Start MATERIAL FOR THIS TASK

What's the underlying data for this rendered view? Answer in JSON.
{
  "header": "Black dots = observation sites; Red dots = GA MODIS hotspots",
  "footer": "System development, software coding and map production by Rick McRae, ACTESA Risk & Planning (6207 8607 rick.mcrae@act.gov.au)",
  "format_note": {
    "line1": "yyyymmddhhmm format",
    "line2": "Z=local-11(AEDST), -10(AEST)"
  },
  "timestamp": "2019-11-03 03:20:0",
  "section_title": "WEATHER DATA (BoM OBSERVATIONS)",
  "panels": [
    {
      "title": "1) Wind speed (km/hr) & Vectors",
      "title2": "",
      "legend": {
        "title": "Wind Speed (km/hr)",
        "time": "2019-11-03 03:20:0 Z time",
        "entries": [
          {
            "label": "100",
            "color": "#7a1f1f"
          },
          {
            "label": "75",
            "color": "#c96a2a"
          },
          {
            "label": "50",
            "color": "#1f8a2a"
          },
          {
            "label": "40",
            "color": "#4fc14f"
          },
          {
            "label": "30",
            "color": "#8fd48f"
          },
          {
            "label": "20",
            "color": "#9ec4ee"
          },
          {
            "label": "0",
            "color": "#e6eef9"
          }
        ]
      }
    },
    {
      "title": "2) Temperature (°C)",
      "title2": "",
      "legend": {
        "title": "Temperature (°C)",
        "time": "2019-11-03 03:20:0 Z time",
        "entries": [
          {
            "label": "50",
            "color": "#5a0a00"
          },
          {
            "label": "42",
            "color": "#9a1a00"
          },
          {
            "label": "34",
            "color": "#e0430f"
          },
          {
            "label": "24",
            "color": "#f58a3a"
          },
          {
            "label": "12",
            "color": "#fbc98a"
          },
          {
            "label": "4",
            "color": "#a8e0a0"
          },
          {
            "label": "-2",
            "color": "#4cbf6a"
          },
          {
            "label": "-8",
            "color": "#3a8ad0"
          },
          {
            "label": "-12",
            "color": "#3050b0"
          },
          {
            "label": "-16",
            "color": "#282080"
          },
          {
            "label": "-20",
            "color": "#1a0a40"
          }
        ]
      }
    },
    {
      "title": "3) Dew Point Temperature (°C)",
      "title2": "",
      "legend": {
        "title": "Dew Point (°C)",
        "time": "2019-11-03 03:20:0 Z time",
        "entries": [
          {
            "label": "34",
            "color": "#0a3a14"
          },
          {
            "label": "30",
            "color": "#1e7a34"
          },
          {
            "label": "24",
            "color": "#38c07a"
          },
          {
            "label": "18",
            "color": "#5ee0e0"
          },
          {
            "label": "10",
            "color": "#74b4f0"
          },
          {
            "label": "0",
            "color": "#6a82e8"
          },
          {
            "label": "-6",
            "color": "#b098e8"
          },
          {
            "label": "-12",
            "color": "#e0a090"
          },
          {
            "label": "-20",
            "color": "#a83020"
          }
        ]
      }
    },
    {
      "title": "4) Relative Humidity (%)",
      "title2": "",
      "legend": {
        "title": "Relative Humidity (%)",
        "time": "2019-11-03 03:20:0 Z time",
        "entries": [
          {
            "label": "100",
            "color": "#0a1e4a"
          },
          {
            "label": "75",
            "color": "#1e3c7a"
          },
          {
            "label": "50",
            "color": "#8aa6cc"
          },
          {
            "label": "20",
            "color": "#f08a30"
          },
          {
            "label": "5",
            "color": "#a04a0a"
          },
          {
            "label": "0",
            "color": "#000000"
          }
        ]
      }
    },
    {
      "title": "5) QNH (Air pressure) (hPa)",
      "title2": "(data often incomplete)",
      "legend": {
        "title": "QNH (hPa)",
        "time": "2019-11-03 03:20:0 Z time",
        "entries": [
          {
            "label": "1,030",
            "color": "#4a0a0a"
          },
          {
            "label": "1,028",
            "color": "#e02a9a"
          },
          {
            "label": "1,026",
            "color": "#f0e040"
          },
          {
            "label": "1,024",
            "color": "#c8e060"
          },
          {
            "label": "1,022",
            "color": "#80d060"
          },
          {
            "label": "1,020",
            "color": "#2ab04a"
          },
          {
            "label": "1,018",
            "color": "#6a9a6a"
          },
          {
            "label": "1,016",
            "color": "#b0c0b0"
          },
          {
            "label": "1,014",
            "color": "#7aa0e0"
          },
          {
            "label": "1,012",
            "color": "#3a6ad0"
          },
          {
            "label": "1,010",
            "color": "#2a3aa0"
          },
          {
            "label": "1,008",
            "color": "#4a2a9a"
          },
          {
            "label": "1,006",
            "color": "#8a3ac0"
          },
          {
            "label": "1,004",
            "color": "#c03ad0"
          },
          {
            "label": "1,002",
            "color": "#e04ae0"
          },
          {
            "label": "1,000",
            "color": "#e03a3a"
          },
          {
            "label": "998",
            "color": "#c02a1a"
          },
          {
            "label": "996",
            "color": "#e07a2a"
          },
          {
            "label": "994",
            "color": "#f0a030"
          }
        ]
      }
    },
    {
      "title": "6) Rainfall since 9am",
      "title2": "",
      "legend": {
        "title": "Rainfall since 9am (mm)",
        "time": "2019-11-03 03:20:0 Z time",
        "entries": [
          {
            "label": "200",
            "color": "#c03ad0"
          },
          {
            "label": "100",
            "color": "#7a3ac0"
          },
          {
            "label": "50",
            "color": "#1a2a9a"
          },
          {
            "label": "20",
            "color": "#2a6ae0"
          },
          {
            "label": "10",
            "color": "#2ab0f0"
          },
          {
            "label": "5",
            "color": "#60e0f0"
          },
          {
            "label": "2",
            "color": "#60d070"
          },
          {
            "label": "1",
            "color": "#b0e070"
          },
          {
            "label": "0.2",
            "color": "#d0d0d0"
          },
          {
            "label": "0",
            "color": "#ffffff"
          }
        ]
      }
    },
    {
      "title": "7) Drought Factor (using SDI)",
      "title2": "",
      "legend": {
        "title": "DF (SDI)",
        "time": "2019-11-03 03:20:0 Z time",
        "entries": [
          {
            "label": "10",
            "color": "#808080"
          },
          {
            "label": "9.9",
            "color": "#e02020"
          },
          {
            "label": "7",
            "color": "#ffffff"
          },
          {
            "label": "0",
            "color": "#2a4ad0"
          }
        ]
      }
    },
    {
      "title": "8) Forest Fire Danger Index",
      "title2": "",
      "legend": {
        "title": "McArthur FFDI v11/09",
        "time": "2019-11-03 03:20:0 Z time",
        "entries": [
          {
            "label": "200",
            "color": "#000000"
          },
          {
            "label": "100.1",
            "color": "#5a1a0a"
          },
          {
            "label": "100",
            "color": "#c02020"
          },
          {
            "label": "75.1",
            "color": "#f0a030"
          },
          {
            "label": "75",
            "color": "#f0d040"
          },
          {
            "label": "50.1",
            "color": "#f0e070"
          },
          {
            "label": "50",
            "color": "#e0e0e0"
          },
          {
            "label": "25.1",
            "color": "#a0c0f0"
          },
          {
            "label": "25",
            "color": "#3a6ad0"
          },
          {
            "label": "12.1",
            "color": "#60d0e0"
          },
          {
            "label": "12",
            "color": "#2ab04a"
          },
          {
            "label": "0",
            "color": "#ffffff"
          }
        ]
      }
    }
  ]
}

End MATERIAL FOR THIS TASK

- _GIVEN EXERCISE_: Write the material out again word for word.

- _WRITTEN REPLY_:
What's the underlying data for this rendered view? Answer in JSON.
{
  "header": "Black dots = observation sites; Red dots = GA MODIS hotspots",
  "footer": "System development, software coding and map production by Rick McRae, ACTESA Risk & Planning (6207 8607 rick.mcrae@act.gov.au)",
  "format_note": {
    "line1": "yyyymmddhhmm format",
    "line2": "Z=local-11(AEDST), -10(AEST)"
  },
  "timestamp": "2019-11-03 03:20:0",
  "section_title": "WEATHER DATA (BoM OBSERVATIONS)",
  "panels": [
    {
      "title": "1) Wind speed (km/hr) & Vectors",
      "title2": "",
      "legend": {
        "title": "Wind Speed (km/hr)",
        "time": "2019-11-03 03:20:0 Z time",
        "entries": [
          {
            "label": "100",
            "color": "#7a1f1f"
          },
          {
            "label": "75",
            "color": "#c96a2a"
          },
          {
            "label": "50",
            "color": "#1f8a2a"
          },
          {
            "label": "40",
            "color": "#4fc14f"
          },
          {
            "label": "30",
            "color": "#8fd48f"
          },
          {
            "label": "20",
            "color": "#9ec4ee"
          },
          {
            "label": "0",
            "color": "#e6eef9"
          }
        ]
      }
    },
    {
      "title": "2) Temperature (°C)",
      "title2": "",
      "legend": {
        "title": "Temperature (°C)",
        "time": "2019-11-03 03:20:0 Z time",
        "entries": [
          {
            "label": "50",
            "color": "#5a0a00"
          },
          {
            "label": "42",
            "color": "#9a1a00"
          },
          {
            "label": "34",
            "color": "#e0430f"
          },
          {
            "label": "24",
            "color": "#f58a3a"
          },
          {
            "label": "12",
            "color": "#fbc98a"
          },
          {
            "label": "4",
            "color": "#a8e0a0"
          },
          {
            "label": "-2",
            "color": "#4cbf6a"
          },
          {
            "label": "-8",
            "color": "#3a8ad0"
          },
          {
            "label": "-12",
            "color": "#3050b0"
          },
          {
            "label": "-16",
            "color": "#282080"
          },
          {
            "label": "-20",
            "color": "#1a0a40"
          }
        ]
      }
    },
    {
      "title": "3) Dew Point Temperature (°C)",
      "title2": "",
      "legend": {
        "title": "Dew Point (°C)",
        "time": "2019-11-03 03:20:0 Z time",
        "entries": [
          {
            "label": "34",
            "color": "#0a3a14"
          },
          {
            "label": "30",
            "color": "#1e7a34"
          },
          {
            "label": "24",
            "color": "#38c07a"
          },
          {
            "label": "18",
            "color": "#5ee0e0"
          },
          {
            "label": "10",
            "color": "#74b4f0"
          },
          {
            "label": "0",
            "color": "#6a82e8"
          },
          {
            "label": "-6",
            "color": "#b098e8"
          },
          {
            "label": "-12",
            "color": "#e0a090"
          },
          {
            "label": "-20",
            "color": "#a83020"
          }
        ]
      }
    },
    {
      "title": "4) Relative Humidity (%)",
      "title2": "",
      "legend": {
        "title": "Relative Humidity (%)",
        "time": "2019-11-03 03:20:0 Z time",
        "entries": [
          {
            "label": "100",
            "color": "#0a1e4a"
          },
          {
            "label": "75",
            "color": "#1e3c7a"
          },
          {
            "label": "50",
            "color": "#8aa6cc"
          },
          {
            "label": "20",
            "color": "#f08a30"
          },
          {
            "label": "5",
            "color": "#a04a0a"
          },
          {
            "label": "0",
            "color": "#000000"
          }
        ]
      }
    },
    {
      "title": "5) QNH (Air pressure) (hPa)",
      "title2": "(data often incomplete)",
      "legend": {
        "title": "QNH (hPa)",
        "time": "2019-11-03 03:20:0 Z time",
        "entries": [
          {
            "label": "1,030",
            "color": "#4a0a0a"
          },
          {
            "label": "1,028",
            "color": "#e02a9a"
          },
          {
            "label": "1,026",
            "color": "#f0e040"
          },
          {
            "label": "1,024",
            "color": "#c8e060"
          },
          {
            "label": "1,022",
            "color": "#80d060"
          },
          {
            "label": "1,020",
            "color": "#2ab04a"
          },
          {
            "label": "1,018",
            "color": "#6a9a6a"
          },
          {
            "label": "1,016",
            "color": "#b0c0b0"
          },
          {
            "label": "1,014",
            "color": "#7aa0e0"
          },
          {
            "label": "1,012",
            "color": "#3a6ad0"
          },
          {
            "label": "1,010",
            "color": "#2a3aa0"
          },
          {
            "label": "1,008",
            "color": "#4a2a9a"
          },
          {
            "label": "1,006",
            "color": "#8a3ac0"
          },
          {
            "label": "1,004",
            "color": "#c03ad0"
          },
          {
            "label": "1,002",
            "color": "#e04ae0"
          },
          {
            "label": "1,000",
            "color": "#e03a3a"
          },
          {
            "label": "998",
            "color": "#c02a1a"
          },
          {
            "label": "996",
            "color": "#e07a2a"
          },
          {
            "label": "994",
            "color": "#f0a030"
          }
        ]
      }
    },
    {
      "title": "6) Rainfall since 9am",
      "title2": "",
      "legend": {
        "title": "Rainfall since 9am (mm)",
        "time": "2019-11-03 03:20:0 Z time",
        "entries": [
          {
            "label": "200",
            "color": "#c03ad0"
          },
          {
            "label": "100",
            "color": "#7a3ac0"
          },
          {
            "label": "50",
            "color": "#1a2a9a"
          },
          {
            "label": "20",
            "color": "#2a6ae0"
          },
          {
            "label": "10",
            "color": "#2ab0f0"
          },
          {
            "label": "5",
            "color": "#60e0f0"
          },
          {
            "label": "2",
            "color": "#60d070"
          },
          {
            "label": "1",
            "color": "#b0e070"
          },
          {
            "label": "0.2",
            "color": "#d0d0d0"
          },
          {
            "label": "0",
            "color": "#ffffff"
          }
        ]
      }
    },
    {
      "title": "7) Drought Factor (using SDI)",
      "title2": "",
      "legend": {
        "title": "DF (SDI)",
        "time": "2019-11-03 03:20:0 Z time",
        "entries": [
          {
            "label": "10",
            "color": "#808080"
          },
          {
            "label": "9.9",
            "color": "#e02020"
          },
          {
            "label": "7",
            "color": "#ffffff"
          },
          {
            "label": "0",
            "color": "#2a4ad0"
          }
        ]
      }
    },
    {
      "title": "8) Forest Fire Danger Index",
      "title2": "",
      "legend": {
        "title": "McArthur FFDI v11/09",
        "time": "2019-11-03 03:20:0 Z time",
        "entries": [
          {
            "label": "200",
            "color": "#000000"
          },
          {
            "label": "100.1",
            "color": "#5a1a0a"
          },
          {
            "label": "100",
            "color": "#c02020"
          },
          {
            "label": "75.1",
            "color": "#f0a030"
          },
          {
            "label": "75",
            "color": "#f0d040"
          },
          {
            "label": "50.1",
            "color": "#f0e070"
          },
          {
            "label": "50",
            "color": "#e0e0e0"
          },
          {
            "label": "25.1",
            "color": "#a0c0f0"
          },
          {
            "label": "25",
            "color": "#3a6ad0"
          },
          {
            "label": "12.1",
            "color": "#60d0e0"
          },
          {
            "label": "12",
            "color": "#2ab04a"
          },
          {
            "label": "0",
            "color": "#ffffff"
          }
        ]
      }
    }
  ]
}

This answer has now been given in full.